Nine Kooiman (SP) heeft schriftelijke vragen gesteld aan staatsecretaris Teeven van Veiligheid en Justitie. Hieronder staan de vragen en de antwoorden van de staatssecretaris.
> Retouradres Postbus 20301 2500 EH Den Haag
Aan de Voorzitter van de Tweede Kamer
der Staten-Generaal
Postbus 20018
2500 EA DEN HAAG
Datum
25 januari 2012
Onderwerp
Beantwoording Kamervragen over interlandelijke adoptie uit de Verenigde Staten
Directoraat-Generaal Jeugd en Sanctietoepassing
Directie Justitieel Jeugdbeleid
Schedeldoekshaven 100
2511 EX Den Haag
Postbus 20301
2500 EH Den Haag
www.rijksoverheid.nl/venj
Ons kenmerk
214321
Uw kenmerk
2011Z26369
Bij beantwoording de datum en ons kenmerk vermelden. Wilt u slechts één zaak in uw brief behandelen.
In antwoord op uw brief van 15 december 2011 deel ik u mede dat de
schriftelijke vragen van het lid Kooiman (SP) over interlandelijke adoptie uit de Verenigde Staten worden beantwoord zoals aangegeven in de bijlage bij deze brief.

__OPGESOMDE GEGEVENS__.
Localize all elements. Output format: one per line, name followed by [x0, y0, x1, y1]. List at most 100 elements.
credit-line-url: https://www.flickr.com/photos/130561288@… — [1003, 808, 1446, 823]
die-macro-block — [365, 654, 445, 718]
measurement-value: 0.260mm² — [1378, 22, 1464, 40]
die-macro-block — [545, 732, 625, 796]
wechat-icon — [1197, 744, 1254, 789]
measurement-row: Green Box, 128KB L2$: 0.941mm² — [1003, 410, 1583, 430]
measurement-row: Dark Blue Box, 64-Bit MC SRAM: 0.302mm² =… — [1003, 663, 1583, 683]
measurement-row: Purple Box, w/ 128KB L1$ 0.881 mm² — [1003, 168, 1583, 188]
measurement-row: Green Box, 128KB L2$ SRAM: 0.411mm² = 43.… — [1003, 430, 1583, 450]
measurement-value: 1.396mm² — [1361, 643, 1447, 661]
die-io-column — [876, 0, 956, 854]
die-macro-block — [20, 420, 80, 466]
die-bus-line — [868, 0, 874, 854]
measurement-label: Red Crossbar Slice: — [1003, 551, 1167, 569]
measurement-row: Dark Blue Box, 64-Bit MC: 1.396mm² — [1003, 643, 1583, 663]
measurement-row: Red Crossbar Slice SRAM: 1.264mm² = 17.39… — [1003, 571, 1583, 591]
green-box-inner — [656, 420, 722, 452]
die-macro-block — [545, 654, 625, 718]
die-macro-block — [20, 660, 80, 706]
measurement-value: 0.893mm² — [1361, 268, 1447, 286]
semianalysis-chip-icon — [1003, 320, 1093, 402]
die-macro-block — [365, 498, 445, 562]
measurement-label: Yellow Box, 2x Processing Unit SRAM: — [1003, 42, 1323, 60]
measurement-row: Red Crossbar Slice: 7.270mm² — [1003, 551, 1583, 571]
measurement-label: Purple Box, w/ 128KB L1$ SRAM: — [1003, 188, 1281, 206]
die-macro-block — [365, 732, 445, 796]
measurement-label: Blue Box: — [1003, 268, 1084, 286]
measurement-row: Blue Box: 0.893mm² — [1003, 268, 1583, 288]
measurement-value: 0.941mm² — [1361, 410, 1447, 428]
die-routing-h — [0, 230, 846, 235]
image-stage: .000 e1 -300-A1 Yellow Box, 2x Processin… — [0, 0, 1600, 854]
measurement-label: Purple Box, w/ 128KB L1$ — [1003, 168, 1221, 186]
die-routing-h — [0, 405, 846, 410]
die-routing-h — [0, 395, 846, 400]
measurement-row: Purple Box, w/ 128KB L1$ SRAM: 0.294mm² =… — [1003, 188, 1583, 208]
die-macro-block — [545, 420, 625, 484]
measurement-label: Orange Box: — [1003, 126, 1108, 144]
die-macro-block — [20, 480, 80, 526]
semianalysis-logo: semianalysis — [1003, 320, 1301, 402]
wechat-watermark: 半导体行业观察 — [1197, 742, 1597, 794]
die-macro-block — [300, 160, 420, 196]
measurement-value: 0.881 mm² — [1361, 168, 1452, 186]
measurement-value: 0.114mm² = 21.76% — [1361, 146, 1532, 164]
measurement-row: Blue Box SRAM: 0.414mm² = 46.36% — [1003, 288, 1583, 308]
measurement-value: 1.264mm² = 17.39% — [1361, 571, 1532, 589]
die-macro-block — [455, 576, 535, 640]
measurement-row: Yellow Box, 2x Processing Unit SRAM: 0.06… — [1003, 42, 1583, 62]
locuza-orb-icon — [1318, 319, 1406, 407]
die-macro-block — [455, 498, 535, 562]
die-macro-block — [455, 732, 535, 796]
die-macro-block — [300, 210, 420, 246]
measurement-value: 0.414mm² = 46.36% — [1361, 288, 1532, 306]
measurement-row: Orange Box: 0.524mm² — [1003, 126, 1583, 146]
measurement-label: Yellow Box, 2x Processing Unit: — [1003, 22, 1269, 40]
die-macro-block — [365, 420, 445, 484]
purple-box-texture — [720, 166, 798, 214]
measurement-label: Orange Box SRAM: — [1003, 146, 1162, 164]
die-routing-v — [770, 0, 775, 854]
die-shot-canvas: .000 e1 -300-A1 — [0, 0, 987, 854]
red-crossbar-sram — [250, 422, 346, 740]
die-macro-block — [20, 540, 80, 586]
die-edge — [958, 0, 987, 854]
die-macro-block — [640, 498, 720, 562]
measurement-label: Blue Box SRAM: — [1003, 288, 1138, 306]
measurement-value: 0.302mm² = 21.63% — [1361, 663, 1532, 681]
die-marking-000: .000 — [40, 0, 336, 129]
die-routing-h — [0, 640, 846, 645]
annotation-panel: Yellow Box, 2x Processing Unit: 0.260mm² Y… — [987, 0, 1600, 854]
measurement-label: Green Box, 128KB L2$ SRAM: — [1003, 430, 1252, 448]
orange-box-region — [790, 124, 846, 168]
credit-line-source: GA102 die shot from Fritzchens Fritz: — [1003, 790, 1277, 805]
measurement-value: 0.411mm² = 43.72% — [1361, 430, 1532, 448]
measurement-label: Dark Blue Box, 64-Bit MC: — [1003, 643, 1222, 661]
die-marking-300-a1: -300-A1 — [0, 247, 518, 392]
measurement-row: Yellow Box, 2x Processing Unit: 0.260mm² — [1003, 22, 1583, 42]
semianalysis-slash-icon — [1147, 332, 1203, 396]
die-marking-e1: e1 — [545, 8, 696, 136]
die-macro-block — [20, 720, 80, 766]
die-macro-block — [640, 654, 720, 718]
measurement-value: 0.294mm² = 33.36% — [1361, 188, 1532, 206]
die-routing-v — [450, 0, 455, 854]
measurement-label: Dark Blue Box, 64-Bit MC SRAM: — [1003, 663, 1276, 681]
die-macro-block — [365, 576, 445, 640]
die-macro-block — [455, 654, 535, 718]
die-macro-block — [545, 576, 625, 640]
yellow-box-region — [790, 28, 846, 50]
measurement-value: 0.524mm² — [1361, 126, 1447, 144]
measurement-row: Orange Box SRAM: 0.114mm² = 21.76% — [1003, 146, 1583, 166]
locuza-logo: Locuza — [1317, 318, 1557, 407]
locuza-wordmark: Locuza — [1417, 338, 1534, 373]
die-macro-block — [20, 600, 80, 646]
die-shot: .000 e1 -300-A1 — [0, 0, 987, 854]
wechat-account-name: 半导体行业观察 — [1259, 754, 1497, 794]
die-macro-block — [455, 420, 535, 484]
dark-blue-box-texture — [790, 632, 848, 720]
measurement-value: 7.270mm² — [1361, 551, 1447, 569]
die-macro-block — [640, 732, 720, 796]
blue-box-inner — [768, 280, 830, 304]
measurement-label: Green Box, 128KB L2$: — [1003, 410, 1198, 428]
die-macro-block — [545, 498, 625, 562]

__OPDRACHTEN__.
[A] Beantwoord op basis van de brief de volgende vragen:
(i) Welke datum staat bij "Datum" vermeld?
(ii) Welk nummer staat bij "Ons kenmerk"?
(iii) Van welke datum is de brief waarop in de laatste alinea wordt geantwoord?
[B] Citeer uit de brief het gedeelte dat begint bij "Nine Kooiman (SP)" en eindigt bij "van de staatssecretaris.".
De gegevens vormen materiaal dat los staat van de brief.

__ANTWOORDEN PER OPDRACHT__.
[A]
(i) 25 januari 2012
(ii) 214321
(iii) 15 december 2011

[B]
Nine Kooiman (SP) heeft schriftelijke vragen gesteld aan staatsecretaris Teeven van Veiligheid en Justitie. Hieronder staan de vragen en de antwoorden van de staatssecretaris.